### [EXCERPT]
##############################

- 2014 - Pilot Grant
Thyroid hormone levels can be changed locally within a specific cell type or tissue, independently of serum thyroid hormone concentrations, by alterations in the iodothyronine deiodinase enzymes that activate and inactivate thyroid hormone. Previous work has shown that these principles can be applied to skeletal muscle during injury, with cell-specific increases in the thyroid hormone activating deiodinase, type 2 deiodinase (D2) leading to increased T3 in muscle stem cells (also called satellite cells) that is crucial for a normal program of muscle regeneration.
Using our D2KO mouse model, our group found that a loss of D2 leads to a significant delay in the regeneration of injured muscle, with an increased number of satellite cells at 15 days post-injury 1,2. Surprisingly, when we tried to translate these findings to a satellite cell transplantation model we saw significantly lower formation of myofibers derived from engrafted D2KO satellite cells, and no evidence of increased satellite cell proliferation (see preliminary results).

##############################

### [EXTRACTED MATERIAL]
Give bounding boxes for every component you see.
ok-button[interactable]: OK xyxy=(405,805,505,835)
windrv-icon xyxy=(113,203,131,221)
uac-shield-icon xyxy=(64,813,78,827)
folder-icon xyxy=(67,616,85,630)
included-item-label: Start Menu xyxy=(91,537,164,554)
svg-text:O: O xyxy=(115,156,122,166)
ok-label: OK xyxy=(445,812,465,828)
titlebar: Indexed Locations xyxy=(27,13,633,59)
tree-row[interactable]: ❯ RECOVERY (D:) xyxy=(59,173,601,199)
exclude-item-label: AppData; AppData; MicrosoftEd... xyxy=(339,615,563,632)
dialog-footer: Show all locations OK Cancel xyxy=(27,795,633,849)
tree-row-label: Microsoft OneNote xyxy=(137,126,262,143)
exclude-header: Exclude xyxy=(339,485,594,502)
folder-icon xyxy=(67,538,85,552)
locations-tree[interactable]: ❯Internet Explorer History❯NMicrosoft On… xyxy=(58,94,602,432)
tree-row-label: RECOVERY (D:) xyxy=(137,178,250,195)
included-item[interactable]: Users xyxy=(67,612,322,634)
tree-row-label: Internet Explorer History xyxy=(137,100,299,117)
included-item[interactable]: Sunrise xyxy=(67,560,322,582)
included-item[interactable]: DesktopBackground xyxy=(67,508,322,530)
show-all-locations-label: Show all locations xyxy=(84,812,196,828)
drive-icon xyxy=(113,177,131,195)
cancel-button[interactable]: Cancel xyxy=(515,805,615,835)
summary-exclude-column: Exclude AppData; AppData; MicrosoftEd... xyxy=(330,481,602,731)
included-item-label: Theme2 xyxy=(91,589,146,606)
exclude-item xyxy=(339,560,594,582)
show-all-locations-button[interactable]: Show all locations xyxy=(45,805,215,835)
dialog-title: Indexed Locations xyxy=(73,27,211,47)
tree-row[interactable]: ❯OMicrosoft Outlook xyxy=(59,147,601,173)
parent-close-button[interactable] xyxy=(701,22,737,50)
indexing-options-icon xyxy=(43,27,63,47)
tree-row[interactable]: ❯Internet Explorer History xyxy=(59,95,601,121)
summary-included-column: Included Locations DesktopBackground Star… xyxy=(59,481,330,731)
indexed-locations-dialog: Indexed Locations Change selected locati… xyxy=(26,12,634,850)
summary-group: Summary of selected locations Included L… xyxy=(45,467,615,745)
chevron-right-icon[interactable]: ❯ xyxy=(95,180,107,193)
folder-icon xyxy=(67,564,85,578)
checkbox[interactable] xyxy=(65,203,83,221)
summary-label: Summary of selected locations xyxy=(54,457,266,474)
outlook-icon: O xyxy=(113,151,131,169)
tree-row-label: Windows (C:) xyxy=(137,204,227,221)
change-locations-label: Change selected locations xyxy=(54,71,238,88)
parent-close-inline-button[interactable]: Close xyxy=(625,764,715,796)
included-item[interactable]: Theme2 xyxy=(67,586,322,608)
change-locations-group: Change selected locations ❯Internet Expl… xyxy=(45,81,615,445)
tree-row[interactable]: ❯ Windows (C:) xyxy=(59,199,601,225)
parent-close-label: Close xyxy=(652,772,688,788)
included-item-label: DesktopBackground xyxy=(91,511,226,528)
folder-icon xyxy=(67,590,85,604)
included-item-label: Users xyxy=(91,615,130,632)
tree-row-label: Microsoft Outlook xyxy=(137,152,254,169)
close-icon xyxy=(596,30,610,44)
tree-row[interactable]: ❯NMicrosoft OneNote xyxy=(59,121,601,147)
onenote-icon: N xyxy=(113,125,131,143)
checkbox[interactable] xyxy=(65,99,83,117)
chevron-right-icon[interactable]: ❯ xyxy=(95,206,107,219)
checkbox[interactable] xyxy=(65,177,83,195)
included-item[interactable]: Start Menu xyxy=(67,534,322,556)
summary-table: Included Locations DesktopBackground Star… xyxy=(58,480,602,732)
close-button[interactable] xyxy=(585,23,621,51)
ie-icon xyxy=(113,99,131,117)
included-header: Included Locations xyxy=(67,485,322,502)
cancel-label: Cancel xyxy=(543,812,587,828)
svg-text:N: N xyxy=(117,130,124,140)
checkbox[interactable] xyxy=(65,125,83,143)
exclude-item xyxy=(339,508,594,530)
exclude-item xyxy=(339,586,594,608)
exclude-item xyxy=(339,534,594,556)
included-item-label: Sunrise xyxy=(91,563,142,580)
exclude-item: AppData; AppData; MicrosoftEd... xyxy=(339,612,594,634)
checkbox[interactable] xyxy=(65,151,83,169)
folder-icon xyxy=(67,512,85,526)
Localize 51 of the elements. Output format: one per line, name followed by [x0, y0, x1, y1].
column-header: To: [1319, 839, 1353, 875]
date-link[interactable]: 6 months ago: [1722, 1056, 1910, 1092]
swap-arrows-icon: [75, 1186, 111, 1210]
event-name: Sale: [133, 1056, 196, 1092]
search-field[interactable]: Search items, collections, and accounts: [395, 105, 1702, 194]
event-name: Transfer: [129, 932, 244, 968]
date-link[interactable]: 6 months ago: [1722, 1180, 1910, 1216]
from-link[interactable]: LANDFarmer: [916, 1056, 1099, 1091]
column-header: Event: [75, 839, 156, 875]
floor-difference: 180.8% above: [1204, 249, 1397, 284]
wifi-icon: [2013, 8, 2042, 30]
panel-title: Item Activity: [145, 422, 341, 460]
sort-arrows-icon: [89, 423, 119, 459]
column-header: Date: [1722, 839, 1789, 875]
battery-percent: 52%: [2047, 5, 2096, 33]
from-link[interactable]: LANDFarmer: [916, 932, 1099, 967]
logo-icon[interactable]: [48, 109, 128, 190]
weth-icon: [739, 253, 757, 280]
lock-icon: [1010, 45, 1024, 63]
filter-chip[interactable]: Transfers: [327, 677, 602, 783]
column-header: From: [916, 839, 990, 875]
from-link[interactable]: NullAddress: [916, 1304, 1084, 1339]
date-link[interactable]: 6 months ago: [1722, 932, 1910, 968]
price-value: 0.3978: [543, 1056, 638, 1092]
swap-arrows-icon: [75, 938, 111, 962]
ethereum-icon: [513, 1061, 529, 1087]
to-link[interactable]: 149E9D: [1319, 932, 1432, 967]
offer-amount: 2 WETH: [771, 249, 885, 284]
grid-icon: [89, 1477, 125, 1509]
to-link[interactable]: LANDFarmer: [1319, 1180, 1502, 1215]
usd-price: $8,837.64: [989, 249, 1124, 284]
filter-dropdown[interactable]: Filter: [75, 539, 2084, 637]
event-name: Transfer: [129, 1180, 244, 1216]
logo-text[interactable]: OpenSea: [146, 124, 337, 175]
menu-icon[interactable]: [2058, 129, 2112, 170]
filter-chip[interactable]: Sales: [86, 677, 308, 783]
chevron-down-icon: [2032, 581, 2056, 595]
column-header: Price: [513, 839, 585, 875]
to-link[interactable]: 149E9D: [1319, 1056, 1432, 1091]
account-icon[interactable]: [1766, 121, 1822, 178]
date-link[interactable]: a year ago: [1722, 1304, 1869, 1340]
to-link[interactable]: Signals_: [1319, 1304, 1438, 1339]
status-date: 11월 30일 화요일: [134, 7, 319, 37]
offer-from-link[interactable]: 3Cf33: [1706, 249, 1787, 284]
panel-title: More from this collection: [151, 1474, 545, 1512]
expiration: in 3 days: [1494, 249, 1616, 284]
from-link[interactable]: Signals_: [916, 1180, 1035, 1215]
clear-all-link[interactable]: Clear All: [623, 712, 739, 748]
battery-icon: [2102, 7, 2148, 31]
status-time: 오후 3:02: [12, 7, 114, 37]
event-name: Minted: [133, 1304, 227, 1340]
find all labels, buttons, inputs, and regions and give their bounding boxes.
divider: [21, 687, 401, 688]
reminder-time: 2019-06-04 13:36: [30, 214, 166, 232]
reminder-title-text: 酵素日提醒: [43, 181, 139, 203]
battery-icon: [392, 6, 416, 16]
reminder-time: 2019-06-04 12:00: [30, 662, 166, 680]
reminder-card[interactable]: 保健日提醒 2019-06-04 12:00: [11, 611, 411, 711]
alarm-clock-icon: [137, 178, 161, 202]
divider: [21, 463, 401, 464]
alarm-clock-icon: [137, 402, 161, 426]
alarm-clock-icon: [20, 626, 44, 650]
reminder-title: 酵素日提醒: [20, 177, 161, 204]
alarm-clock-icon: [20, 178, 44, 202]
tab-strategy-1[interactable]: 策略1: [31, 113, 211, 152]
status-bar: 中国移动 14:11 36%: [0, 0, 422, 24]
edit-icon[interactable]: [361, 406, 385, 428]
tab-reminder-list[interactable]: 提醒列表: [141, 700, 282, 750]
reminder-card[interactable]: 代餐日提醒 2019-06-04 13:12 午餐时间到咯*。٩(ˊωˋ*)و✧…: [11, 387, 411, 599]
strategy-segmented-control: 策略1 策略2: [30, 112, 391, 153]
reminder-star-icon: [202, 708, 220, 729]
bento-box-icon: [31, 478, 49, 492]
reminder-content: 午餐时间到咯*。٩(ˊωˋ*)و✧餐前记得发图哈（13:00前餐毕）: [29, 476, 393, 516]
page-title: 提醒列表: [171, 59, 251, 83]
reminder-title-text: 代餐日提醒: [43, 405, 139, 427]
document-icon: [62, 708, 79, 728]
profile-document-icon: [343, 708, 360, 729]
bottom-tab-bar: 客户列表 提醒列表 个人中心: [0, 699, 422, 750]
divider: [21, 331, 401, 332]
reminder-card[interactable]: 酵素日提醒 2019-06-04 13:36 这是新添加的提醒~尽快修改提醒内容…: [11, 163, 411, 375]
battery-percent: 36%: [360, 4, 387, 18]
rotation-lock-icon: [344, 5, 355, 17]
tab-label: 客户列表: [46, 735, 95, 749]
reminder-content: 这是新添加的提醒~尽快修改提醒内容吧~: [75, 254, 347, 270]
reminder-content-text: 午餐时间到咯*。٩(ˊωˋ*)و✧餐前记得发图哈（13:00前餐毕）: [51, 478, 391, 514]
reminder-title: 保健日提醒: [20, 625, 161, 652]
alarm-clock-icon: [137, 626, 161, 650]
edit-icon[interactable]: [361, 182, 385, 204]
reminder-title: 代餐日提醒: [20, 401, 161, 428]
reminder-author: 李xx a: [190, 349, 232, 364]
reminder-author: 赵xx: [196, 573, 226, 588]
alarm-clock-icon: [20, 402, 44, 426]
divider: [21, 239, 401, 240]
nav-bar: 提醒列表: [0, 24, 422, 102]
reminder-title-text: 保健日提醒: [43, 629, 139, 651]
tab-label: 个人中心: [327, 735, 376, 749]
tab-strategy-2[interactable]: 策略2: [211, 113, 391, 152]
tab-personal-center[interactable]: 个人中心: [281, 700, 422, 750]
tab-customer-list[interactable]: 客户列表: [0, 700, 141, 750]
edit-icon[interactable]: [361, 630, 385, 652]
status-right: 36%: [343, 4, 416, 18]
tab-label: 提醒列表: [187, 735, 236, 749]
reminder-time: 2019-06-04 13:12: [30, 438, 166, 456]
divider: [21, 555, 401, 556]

##############################

### [QUESTIONS ON THE MATERIAL]
1) Transcribe the part of the pilot grant summary between "- 2014 - Pilot" and "of muscle regeneration.", inclusive.
2) Decide whether each statement below agrees with the pilot grant summary. Answer yes or no for each and quote the deciding words.
(a) In the D2KO mouse model, loss of D2 made injured muscle regenerate faster.
(b) Satellite cells are another name for muscle stem cells.
(c) The satellite cell transplantation model showed increased satellite cell proliferation.
3) In the pilot grant summary, how many days after injury was an increased number of satellite cells found in the D2KO mice?

### [RESULTS FOR THE EXERCISE]
1)
- 2014 - Pilot Grant
Thyroid hormone levels can be changed locally within a specific cell type or tissue, independently of serum thyroid hormone concentrations, by alterations in the iodothyronine deiodinase enzymes that activate and inactivate thyroid hormone. Previous work has shown that these principles can be applied to skeletal muscle during injury, with cell-specific increases in the thyroid hormone activating deiodinase, type 2 deiodinase (D2) leading to increased T3 in muscle stem cells (also called satellite cells) that is crucial for a normal program of muscle regeneration.

2)
(a) No: "a loss of D2 leads to a significant delay in the regeneration of injured muscle"
(b) Yes: "muscle stem cells (also called satellite cells)"
(c) No: "no evidence of increased satellite cell proliferation"

3) 15 days post-injury.